# TEXTO APRESENTADO
Justiça determina suspensão das escolas cívico-militares em Minas Gerais
Desembargador afirma que implementação de um programa sem lastro financeiro transparente pode causar danos ao patrimônio público e à organização das escolas


Estado de Minas
SBT News
O Tribunal de Justiça de Minas Gerais restabeleceu a decisão do Tribunal de Contas (TCE-MG) que determina a interrupção das escolas cívico-militares em Minas Gerais. A decisão foi assinada nesta quinta-feira (5) e abrange as escolas estaduais neste modelo a partir do ano letivo de 2026.
A decisão foi assinada em caráter de urgência pelo desembargador Pedro Carlos Bittencourt, da 19ª Câmara Cível, em resposta a um pedido feito pela Corte de Contas pela anulação de uma decisão da 4ª Vara da Fazenda Pública de Belo Horizonte, de janeiro deste ano, que liberava o funcionamento das unidades.

Dados de análise de layout de documentos:

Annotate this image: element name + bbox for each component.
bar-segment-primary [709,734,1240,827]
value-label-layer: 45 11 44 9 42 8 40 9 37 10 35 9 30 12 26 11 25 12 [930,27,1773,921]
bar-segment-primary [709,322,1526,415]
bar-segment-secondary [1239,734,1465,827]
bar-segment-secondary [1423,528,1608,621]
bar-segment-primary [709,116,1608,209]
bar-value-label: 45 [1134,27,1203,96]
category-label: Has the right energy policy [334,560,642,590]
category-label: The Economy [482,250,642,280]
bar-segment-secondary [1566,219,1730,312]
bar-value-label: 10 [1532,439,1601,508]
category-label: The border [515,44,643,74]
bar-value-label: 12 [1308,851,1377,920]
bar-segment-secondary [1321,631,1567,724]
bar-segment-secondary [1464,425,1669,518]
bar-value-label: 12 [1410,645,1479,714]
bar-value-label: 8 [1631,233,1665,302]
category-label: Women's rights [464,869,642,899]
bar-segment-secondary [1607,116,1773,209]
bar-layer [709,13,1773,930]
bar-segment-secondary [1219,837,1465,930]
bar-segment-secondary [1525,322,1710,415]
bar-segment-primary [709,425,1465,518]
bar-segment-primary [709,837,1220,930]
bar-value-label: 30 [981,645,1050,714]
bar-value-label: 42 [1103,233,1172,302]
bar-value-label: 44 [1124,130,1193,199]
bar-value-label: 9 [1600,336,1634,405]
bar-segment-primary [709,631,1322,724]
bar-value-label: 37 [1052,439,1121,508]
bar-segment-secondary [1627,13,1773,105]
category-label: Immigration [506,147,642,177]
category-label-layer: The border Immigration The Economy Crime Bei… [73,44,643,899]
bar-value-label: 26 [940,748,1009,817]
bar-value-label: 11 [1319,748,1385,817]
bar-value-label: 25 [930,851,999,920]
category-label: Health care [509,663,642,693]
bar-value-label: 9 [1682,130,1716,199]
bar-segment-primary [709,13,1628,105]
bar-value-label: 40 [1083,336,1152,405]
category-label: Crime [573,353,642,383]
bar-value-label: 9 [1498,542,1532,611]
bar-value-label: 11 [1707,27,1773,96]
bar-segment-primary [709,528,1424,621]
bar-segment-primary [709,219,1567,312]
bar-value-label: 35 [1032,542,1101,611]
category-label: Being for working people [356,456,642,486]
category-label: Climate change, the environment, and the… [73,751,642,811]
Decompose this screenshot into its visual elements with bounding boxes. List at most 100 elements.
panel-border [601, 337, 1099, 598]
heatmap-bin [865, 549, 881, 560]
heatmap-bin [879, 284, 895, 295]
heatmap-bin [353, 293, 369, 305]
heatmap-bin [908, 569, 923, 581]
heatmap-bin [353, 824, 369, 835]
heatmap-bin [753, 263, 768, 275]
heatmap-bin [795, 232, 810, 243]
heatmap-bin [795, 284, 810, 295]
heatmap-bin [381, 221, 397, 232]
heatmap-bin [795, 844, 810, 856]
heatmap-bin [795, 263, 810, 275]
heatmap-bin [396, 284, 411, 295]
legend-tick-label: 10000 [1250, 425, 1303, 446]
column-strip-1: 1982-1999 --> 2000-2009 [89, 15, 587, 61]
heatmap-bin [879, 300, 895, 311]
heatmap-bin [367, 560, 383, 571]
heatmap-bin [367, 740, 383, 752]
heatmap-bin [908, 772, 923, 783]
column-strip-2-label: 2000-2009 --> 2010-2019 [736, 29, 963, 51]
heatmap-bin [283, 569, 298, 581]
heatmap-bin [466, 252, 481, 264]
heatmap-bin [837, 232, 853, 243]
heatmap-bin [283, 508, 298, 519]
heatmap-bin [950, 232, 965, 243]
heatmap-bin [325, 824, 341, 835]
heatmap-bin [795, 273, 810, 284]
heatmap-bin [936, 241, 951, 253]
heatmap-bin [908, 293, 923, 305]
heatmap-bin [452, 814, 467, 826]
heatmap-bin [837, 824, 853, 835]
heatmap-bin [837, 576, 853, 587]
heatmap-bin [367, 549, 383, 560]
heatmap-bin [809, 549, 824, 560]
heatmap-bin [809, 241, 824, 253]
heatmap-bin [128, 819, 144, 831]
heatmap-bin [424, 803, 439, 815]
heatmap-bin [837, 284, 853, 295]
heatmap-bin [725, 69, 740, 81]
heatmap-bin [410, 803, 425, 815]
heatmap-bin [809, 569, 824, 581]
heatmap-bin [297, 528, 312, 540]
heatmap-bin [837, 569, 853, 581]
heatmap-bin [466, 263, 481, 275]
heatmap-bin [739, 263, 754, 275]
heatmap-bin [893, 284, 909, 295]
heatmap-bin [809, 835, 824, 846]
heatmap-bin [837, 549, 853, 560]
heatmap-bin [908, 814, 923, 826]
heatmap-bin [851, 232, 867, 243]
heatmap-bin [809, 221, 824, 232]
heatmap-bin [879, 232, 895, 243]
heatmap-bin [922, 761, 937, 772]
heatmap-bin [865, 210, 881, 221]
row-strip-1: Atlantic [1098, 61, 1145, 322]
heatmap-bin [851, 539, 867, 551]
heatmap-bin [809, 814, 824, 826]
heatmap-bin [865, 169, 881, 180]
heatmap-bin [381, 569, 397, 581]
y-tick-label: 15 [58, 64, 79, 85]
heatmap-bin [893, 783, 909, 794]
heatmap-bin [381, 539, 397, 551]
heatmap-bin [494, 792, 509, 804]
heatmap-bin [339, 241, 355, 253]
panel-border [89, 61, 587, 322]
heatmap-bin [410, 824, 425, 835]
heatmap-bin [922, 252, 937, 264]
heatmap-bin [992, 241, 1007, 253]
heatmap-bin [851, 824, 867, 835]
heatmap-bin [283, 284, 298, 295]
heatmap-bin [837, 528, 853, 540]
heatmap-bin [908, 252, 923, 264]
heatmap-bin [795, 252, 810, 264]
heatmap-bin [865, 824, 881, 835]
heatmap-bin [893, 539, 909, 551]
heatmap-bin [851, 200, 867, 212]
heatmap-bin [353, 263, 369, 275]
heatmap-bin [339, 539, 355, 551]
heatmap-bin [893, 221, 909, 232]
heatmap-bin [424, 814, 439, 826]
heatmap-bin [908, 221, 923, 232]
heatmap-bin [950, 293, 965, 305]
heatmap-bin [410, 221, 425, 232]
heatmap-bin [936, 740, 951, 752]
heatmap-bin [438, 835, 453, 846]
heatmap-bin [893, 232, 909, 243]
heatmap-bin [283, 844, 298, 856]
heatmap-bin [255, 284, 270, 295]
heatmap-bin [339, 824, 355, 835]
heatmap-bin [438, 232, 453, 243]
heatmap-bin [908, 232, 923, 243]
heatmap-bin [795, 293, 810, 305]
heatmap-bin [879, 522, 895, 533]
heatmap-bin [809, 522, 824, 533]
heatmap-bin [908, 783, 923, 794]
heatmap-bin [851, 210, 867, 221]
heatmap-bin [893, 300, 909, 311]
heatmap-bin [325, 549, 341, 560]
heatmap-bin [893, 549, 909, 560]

# INSTRUÇÕES DE TRABALHO
a) Na notícia sobre a suspensão das escolas cívico-militares, por que o desembargador considera que a implementação do programa pode ser prejudicial? Responda em uma a três frases.
b) Substitua "cívico-militares" por "militarizadas" na notícia sobre a suspensão das escolas cívico-militares e reescreva o trecho entre "Justiça determina suspensão" e "letivo de 2026.", inclusive.
c) Continue a notícia sobre a suspensão das escolas cívico-militares em Minas Gerais a partir do último parágrafo apresentado.

# RESPOSTAS DO EXERCÍCIO
a) Segundo o desembargador, a implementação de um programa sem lastro financeiro transparente pode causar danos ao patrimônio público e à organização das escolas.

b)
Justiça determina suspensão das escolas militarizadas em Minas Gerais
Desembargador afirma que implementação de um programa sem lastro financeiro transparente pode causar danos ao patrimônio público e à organização das escolas


Estado de Minas
SBT News
O Tribunal de Justiça de Minas Gerais restabeleceu a decisão do Tribunal de Contas (TCE-MG) que determina a interrupção das escolas militarizadas em Minas Gerais. A decisão foi assinada nesta quinta-feira (5) e abrange as escolas estaduais neste modelo a partir do ano letivo de 2026.

c)
No documento, o desembargador concluiu que o risco de dano recai sobre o Tribunal de Contas. Segundo ele, a manutenção da decisão tem potencial de gerar tumulto administrativo e uma insegurança jurídica na rede de ensino, uma vez que seria permitida a execução de uma política pública em que a regularidade orçamentária é contestada pelo órgão técnico competente.
Em sua avaliação, a implementação de um programa sem lastro financeiro transparente pode causar danos públicos irreversíveis ao patrimônio público e à organização das escolas envolvidas. Com isso, entendeu que a decisão foi necessária para garantir a estabilidade do sistema de controle externo e evitar compromissos financeiros e institucionais antes da análise definitiva do caso.